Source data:
-=-=-

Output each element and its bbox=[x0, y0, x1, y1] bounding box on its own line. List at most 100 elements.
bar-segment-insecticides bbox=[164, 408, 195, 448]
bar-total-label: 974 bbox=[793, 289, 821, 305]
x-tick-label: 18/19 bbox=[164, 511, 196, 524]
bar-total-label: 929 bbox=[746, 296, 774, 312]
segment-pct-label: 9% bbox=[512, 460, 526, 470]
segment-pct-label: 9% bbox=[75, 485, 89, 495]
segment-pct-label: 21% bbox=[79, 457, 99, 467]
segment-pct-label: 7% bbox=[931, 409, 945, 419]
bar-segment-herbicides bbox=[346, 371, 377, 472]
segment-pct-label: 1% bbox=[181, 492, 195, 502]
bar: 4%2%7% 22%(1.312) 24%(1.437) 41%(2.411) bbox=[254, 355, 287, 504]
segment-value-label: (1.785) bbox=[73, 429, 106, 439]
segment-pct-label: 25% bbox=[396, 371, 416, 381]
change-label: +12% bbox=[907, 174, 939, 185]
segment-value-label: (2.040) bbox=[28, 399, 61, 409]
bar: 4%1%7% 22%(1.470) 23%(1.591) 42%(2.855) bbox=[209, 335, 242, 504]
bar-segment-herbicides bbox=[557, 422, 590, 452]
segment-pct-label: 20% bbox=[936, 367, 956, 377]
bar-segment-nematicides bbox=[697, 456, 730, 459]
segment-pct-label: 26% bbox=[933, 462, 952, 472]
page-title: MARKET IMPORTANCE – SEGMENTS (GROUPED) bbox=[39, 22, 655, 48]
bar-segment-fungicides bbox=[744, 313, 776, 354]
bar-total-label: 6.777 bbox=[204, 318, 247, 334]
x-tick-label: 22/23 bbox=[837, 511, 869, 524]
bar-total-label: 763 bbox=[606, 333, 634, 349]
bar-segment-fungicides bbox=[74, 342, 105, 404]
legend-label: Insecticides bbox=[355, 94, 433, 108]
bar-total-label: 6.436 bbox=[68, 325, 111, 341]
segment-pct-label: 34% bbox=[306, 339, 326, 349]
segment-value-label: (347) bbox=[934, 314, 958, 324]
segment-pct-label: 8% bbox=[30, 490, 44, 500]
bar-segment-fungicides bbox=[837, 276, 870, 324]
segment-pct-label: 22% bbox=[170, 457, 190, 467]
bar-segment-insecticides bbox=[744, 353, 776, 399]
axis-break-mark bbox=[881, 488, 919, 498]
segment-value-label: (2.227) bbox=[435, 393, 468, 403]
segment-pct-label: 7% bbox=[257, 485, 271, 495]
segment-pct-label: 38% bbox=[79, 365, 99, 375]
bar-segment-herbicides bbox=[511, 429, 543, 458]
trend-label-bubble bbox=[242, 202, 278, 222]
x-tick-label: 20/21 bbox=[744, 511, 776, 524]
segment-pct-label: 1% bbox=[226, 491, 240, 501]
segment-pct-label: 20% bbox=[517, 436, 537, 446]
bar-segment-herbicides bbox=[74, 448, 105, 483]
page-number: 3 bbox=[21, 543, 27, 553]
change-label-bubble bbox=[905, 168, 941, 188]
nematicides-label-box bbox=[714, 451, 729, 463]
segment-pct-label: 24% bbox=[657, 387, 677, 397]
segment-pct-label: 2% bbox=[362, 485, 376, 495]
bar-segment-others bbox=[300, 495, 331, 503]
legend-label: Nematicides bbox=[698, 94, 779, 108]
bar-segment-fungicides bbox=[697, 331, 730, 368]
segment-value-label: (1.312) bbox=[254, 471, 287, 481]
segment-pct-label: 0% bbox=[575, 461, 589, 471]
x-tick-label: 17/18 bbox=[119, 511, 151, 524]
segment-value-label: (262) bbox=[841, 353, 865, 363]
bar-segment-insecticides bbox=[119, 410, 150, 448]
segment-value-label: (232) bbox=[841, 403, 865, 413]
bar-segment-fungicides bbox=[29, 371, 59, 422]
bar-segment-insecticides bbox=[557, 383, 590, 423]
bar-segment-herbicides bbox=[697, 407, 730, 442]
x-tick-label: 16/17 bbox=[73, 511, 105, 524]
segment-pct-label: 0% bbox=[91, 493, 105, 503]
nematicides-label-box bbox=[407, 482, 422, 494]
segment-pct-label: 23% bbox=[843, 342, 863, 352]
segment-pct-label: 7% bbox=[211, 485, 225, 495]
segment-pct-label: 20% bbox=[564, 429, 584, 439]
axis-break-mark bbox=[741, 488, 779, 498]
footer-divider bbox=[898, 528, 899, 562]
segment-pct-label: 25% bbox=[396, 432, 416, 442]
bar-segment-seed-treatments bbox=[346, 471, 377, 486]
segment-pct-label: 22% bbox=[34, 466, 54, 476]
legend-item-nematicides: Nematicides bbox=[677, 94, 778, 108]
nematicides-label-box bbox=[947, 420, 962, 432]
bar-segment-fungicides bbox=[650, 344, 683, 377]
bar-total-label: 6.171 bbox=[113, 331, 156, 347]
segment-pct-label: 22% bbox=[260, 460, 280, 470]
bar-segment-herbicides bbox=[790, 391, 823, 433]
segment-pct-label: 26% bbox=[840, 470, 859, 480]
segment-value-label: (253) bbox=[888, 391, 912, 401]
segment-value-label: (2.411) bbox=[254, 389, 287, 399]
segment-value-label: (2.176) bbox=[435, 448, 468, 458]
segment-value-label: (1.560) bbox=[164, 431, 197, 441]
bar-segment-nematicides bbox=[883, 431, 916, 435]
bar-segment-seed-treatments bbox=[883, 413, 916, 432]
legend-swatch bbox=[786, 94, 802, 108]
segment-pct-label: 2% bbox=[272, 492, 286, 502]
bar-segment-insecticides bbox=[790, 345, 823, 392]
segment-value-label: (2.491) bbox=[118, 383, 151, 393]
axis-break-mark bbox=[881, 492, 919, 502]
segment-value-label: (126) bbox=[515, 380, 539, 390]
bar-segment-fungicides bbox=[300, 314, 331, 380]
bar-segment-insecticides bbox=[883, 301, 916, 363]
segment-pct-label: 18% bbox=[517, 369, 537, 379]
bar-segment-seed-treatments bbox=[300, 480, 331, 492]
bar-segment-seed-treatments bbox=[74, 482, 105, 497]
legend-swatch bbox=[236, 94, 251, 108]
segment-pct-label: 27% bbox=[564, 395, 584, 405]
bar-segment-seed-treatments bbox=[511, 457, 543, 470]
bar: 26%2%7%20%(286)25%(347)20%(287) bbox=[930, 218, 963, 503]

-=-=-

## Task brief
Duplicate every line of the listing above without any changes.

## Solved exercise
Output each element and its bbox=[x0, y0, x1, y1] bounding box on its own line. List at most 100 elements.
bar-segment-insecticides bbox=[164, 408, 195, 448]
bar-total-label: 974 bbox=[793, 289, 821, 305]
x-tick-label: 18/19 bbox=[164, 511, 196, 524]
bar-total-label: 929 bbox=[746, 296, 774, 312]
segment-pct-label: 9% bbox=[512, 460, 526, 470]
segment-pct-label: 9% bbox=[75, 485, 89, 495]
segment-pct-label: 21% bbox=[79, 457, 99, 467]
segment-pct-label: 7% bbox=[931, 409, 945, 419]
bar-segment-herbicides bbox=[346, 371, 377, 472]
segment-pct-label: 1% bbox=[181, 492, 195, 502]
bar: 4%2%7% 22%(1.312) 24%(1.437) 41%(2.411) bbox=[254, 355, 287, 504]
segment-value-label: (1.785) bbox=[73, 429, 106, 439]
segment-pct-label: 25% bbox=[396, 371, 416, 381]
change-label: +12% bbox=[907, 174, 939, 185]
segment-value-label: (2.040) bbox=[28, 399, 61, 409]
bar: 4%1%7% 22%(1.470) 23%(1.591) 42%(2.855) bbox=[209, 335, 242, 504]
bar-segment-herbicides bbox=[557, 422, 590, 452]
segment-pct-label: 20% bbox=[936, 367, 956, 377]
bar-segment-nematicides bbox=[697, 456, 730, 459]
segment-pct-label: 26% bbox=[933, 462, 952, 472]
page-title: MARKET IMPORTANCE – SEGMENTS (GROUPED) bbox=[39, 22, 655, 48]
bar-segment-fungicides bbox=[744, 313, 776, 354]
bar-total-label: 6.777 bbox=[204, 318, 247, 334]
x-tick-label: 22/23 bbox=[837, 511, 869, 524]
bar-total-label: 763 bbox=[606, 333, 634, 349]
bar-segment-fungicides bbox=[74, 342, 105, 404]
legend-label: Insecticides bbox=[355, 94, 433, 108]
bar-total-label: 6.436 bbox=[68, 325, 111, 341]
segment-pct-label: 34% bbox=[306, 339, 326, 349]
segment-value-label: (347) bbox=[934, 314, 958, 324]
segment-pct-label: 8% bbox=[30, 490, 44, 500]
bar-segment-fungicides bbox=[837, 276, 870, 324]
segment-pct-label: 22% bbox=[170, 457, 190, 467]
bar-segment-insecticides bbox=[744, 353, 776, 399]
axis-break-mark bbox=[881, 488, 919, 498]
segment-value-label: (2.227) bbox=[435, 393, 468, 403]
segment-pct-label: 7% bbox=[257, 485, 271, 495]
segment-pct-label: 38% bbox=[79, 365, 99, 375]
bar-segment-herbicides bbox=[511, 429, 543, 458]
trend-label-bubble bbox=[242, 202, 278, 222]
x-tick-label: 20/21 bbox=[744, 511, 776, 524]
segment-pct-label: 1% bbox=[226, 491, 240, 501]
segment-pct-label: 20% bbox=[517, 436, 537, 446]
bar-segment-herbicides bbox=[74, 448, 105, 483]
page-number: 3 bbox=[21, 543, 27, 553]
change-label-bubble bbox=[905, 168, 941, 188]
nematicides-label-box bbox=[714, 451, 729, 463]
segment-pct-label: 24% bbox=[657, 387, 677, 397]
segment-pct-label: 2% bbox=[362, 485, 376, 495]
bar-segment-others bbox=[300, 495, 331, 503]
legend-label: Nematicides bbox=[698, 94, 779, 108]
bar-segment-fungicides bbox=[697, 331, 730, 368]
segment-value-label: (1.312) bbox=[254, 471, 287, 481]
segment-pct-label: 0% bbox=[575, 461, 589, 471]
x-tick-label: 17/18 bbox=[119, 511, 151, 524]
segment-value-label: (262) bbox=[841, 353, 865, 363]
bar-segment-insecticides bbox=[119, 410, 150, 448]
segment-value-label: (232) bbox=[841, 403, 865, 413]
bar-segment-fungicides bbox=[29, 371, 59, 422]
bar-segment-insecticides bbox=[557, 383, 590, 423]
bar-segment-herbicides bbox=[697, 407, 730, 442]
x-tick-label: 16/17 bbox=[73, 511, 105, 524]
segment-pct-label: 0% bbox=[91, 493, 105, 503]
nematicides-label-box bbox=[407, 482, 422, 494]
segment-pct-label: 23% bbox=[843, 342, 863, 352]
segment-pct-label: 7% bbox=[211, 485, 225, 495]
segment-pct-label: 20% bbox=[564, 429, 584, 439]
axis-break-mark bbox=[741, 488, 779, 498]
footer-divider bbox=[898, 528, 899, 562]
segment-pct-label: 25% bbox=[396, 432, 416, 442]
bar-segment-seed-treatments bbox=[346, 471, 377, 486]
segment-pct-label: 22% bbox=[34, 466, 54, 476]
legend-item-nematicides: Nematicides bbox=[677, 94, 778, 108]
nematicides-label-box bbox=[947, 420, 962, 432]
bar-segment-fungicides bbox=[650, 344, 683, 377]
bar-total-label: 6.171 bbox=[113, 331, 156, 347]
segment-pct-label: 22% bbox=[260, 460, 280, 470]
bar-segment-herbicides bbox=[790, 391, 823, 433]
segment-pct-label: 26% bbox=[840, 470, 859, 480]
segment-value-label: (253) bbox=[888, 391, 912, 401]
segment-value-label: (2.411) bbox=[254, 389, 287, 399]
segment-value-label: (2.176) bbox=[435, 448, 468, 458]
segment-value-label: (1.560) bbox=[164, 431, 197, 441]
bar-segment-nematicides bbox=[883, 431, 916, 435]
bar-segment-seed-treatments bbox=[883, 413, 916, 432]
legend-swatch bbox=[786, 94, 802, 108]
segment-pct-label: 2% bbox=[272, 492, 286, 502]
bar-segment-insecticides bbox=[790, 345, 823, 392]
segment-value-label: (2.491) bbox=[118, 383, 151, 393]
axis-break-mark bbox=[881, 492, 919, 502]
segment-value-label: (126) bbox=[515, 380, 539, 390]
bar-segment-fungicides bbox=[300, 314, 331, 380]
bar-segment-insecticides bbox=[883, 301, 916, 363]
segment-pct-label: 18% bbox=[517, 369, 537, 379]
bar-segment-seed-treatments bbox=[300, 480, 331, 492]
bar-segment-seed-treatments bbox=[74, 482, 105, 497]
legend-swatch bbox=[236, 94, 251, 108]
segment-pct-label: 27% bbox=[564, 395, 584, 405]
bar-segment-seed-treatments bbox=[511, 457, 543, 470]
bar: 26%2%7%20%(286)25%(347)20%(287) bbox=[930, 218, 963, 503]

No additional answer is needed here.